**Records to process:**
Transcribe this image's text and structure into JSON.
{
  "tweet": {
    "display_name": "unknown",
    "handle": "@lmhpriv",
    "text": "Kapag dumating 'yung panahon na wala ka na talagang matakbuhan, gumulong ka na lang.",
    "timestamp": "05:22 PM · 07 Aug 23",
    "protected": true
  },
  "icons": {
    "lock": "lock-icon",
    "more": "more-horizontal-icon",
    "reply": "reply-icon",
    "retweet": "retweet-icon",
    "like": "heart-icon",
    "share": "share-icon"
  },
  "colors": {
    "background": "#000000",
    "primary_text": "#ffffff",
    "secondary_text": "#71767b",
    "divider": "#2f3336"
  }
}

**Instructions to follow:** Copy each record from above without leaving any out.

**Exercise answer:**
Transcribe this image's text and structure into JSON.
{
  "tweet": {
    "display_name": "unknown",
    "handle": "@lmhpriv",
    "text": "Kapag dumating 'yung panahon na wala ka na talagang matakbuhan, gumulong ka na lang.",
    "timestamp": "05:22 PM · 07 Aug 23",
    "protected": true
  },
  "icons": {
    "lock": "lock-icon",
    "more": "more-horizontal-icon",
    "reply": "reply-icon",
    "retweet": "retweet-icon",
    "like": "heart-icon",
    "share": "share-icon"
  },
  "colors": {
    "background": "#000000",
    "primary_text": "#ffffff",
    "secondary_text": "#71767b",
    "divider": "#2f3336"
  }
}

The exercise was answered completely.